<<<<

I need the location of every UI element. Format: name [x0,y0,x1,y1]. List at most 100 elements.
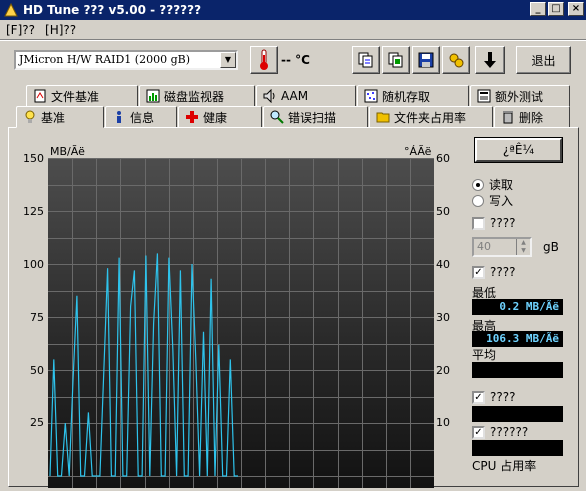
left-axis-unit: MB/Ãë [50,145,85,158]
temperature-value: -- °C [281,53,310,67]
tab-file-benchmark[interactable]: 文件基准 [26,85,138,107]
magnifier-icon [270,110,284,124]
max-value: 106.3 MB/Ãë [472,331,563,347]
file-benchmark-icon [33,89,47,103]
tab-label: 健康 [203,110,228,125]
maximize-button[interactable]: □ [548,2,564,16]
left-tick: 100 [23,258,44,271]
min-value: 0.2 MB/Ãë [472,299,563,315]
close-button[interactable]: × [568,2,584,16]
checkbox-box[interactable]: ✓ [472,390,485,404]
disk-monitor-icon [146,89,160,103]
extra-tests-icon [477,89,491,103]
read-radio[interactable]: 读取 [472,176,513,193]
right-axis-unit: °ÁÃë [404,145,432,158]
app-icon [3,2,19,18]
write-label: 写入 [489,194,514,208]
right-tick: 40 [436,258,450,271]
checkbox-label: ?????? [490,425,529,439]
radio-dot[interactable] [472,178,484,191]
health-cross-icon [185,110,199,124]
copy-info-icon [388,52,403,68]
tab-health[interactable]: 健康 [178,106,262,128]
drive-select-value: JMicron H/W RAID1 (2000 gB) [19,53,190,66]
checkbox-box[interactable]: ✓ [472,425,485,439]
checkbox-box[interactable] [472,216,485,230]
tab-label: 错误扫描 [288,110,337,125]
download-icon [484,52,496,68]
exit-button[interactable]: 退出 [516,46,571,74]
right-tick: 10 [436,416,450,429]
read-label: 读取 [489,178,514,192]
save-button[interactable] [412,46,440,74]
trash-icon [501,110,515,124]
copy-button[interactable] [352,46,380,74]
tab-erase[interactable]: 删除 [494,106,570,128]
tab-disk-monitor[interactable]: 磁盘监视器 [139,85,255,107]
option-checkbox-2[interactable]: ✓ ???? [472,265,515,279]
checkbox-label: ???? [490,390,516,404]
right-tick: 30 [436,311,450,324]
right-tick: 50 [436,205,450,218]
random-access-icon [364,89,378,103]
tab-label: 随机存取 [382,89,431,104]
option-checkbox-3[interactable]: ✓ ???? [472,390,515,404]
left-tick: 150 [23,152,44,165]
tab-random-access[interactable]: 随机存取 [357,85,469,107]
tab-extra-tests[interactable]: 额外测试 [470,85,570,107]
tab-label: 删除 [519,110,544,125]
temperature-button[interactable] [250,46,278,74]
tab-label: 文件基准 [51,89,100,104]
tab-benchmark[interactable]: 基准 [16,106,104,128]
options-icon [449,53,464,68]
menu-file[interactable]: [F]?? [6,21,35,39]
tab-label: 信息 [130,110,155,125]
options-button[interactable] [442,46,470,74]
tab-label: 文件夹占用率 [394,110,467,125]
checkbox-label: ???? [490,216,516,230]
access-time-value [472,406,563,422]
menu-bar: [F]?? [H]?? [0,21,76,39]
thermometer-icon [260,49,268,70]
radio-dot[interactable] [472,194,484,207]
avg-value [472,362,563,378]
tab-label: 基准 [41,110,66,125]
drive-select[interactable]: JMicron H/W RAID1 (2000 gB) ▼ [14,50,238,70]
download-button[interactable] [475,46,505,74]
size-value: 40 [477,240,491,253]
info-icon [112,110,126,124]
option-checkbox-1[interactable]: ???? [472,216,515,230]
chevron-down-icon[interactable]: ▼ [220,52,236,68]
folder-icon [376,110,390,124]
checkbox-box[interactable]: ✓ [472,265,485,279]
left-tick: 75 [30,311,44,324]
tab-folder-usage[interactable]: 文件夹占用率 [369,106,493,128]
minimize-button[interactable]: _ [530,2,546,16]
burst-rate-value [472,440,563,456]
size-unit: gB [543,240,559,254]
window-title: HD Tune ??? v5.00 - ?????? [23,3,202,17]
size-spinner[interactable]: 40 ▲ ▼ [472,237,532,257]
transfer-rate-series [49,253,238,477]
title-bar: HD Tune ??? v5.00 - ?????? _ □ × [0,0,586,20]
menu-separator [0,39,586,41]
tab-label: 额外测试 [495,89,544,104]
tab-info[interactable]: 信息 [105,106,177,128]
spinner-arrows-icon[interactable]: ▲ ▼ [516,239,530,255]
menu-help[interactable]: [H]?? [45,21,76,39]
speaker-icon [263,88,277,104]
lightbulb-icon [23,110,37,124]
option-checkbox-4[interactable]: ✓ ?????? [472,425,528,439]
tab-error-scan[interactable]: 错误扫描 [263,106,368,128]
benchmark-chart [48,158,434,488]
right-tick: 60 [436,152,450,165]
copy-info-button[interactable] [382,46,410,74]
write-radio[interactable]: 写入 [472,192,513,209]
tab-label: 磁盘监视器 [164,89,225,104]
start-button[interactable]: ¿ªÊ¼ [475,138,562,162]
checkbox-label: ???? [490,265,516,279]
copy-icon [358,52,373,68]
tab-label: AAM [281,89,309,103]
tab-aam[interactable]: AAM [256,85,356,107]
left-tick: 125 [23,205,44,218]
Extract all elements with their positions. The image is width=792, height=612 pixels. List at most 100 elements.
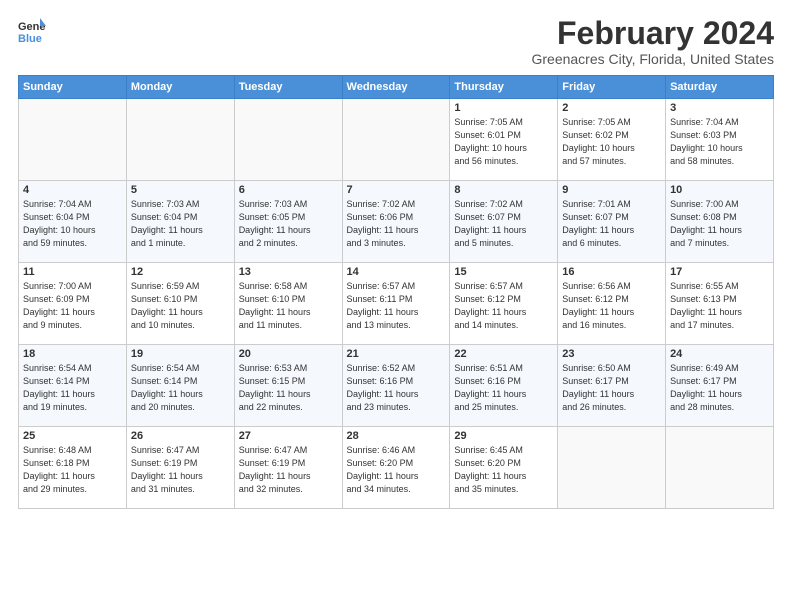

>>>>

WRITTEN TASK
Return the entry lines between the line holding "left-axis-unit: MB/Ãë [50,145,85,158]" and the line holding "extra-tests-icon [477,89,491,103]", inclusive, reproduced character for character.

EXPECTED OUTPUT
left-axis-unit: MB/Ãë [50,145,85,158]
temperature-value: -- °C [281,53,310,67]
tab-file-benchmark[interactable]: 文件基准 [26,85,138,107]
magnifier-icon [270,110,284,124]
max-value: 106.3 MB/Ãë [472,331,563,347]
file-benchmark-icon [33,89,47,103]
tab-label: 健康 [203,110,228,125]
maximize-button[interactable]: □ [548,2,564,16]
left-tick: 100 [23,258,44,271]
min-value: 0.2 MB/Ãë [472,299,563,315]
close-button[interactable]: × [568,2,584,16]
checkbox-box[interactable]: ✓ [472,390,485,404]
disk-monitor-icon [146,89,160,103]
extra-tests-icon [477,89,491,103]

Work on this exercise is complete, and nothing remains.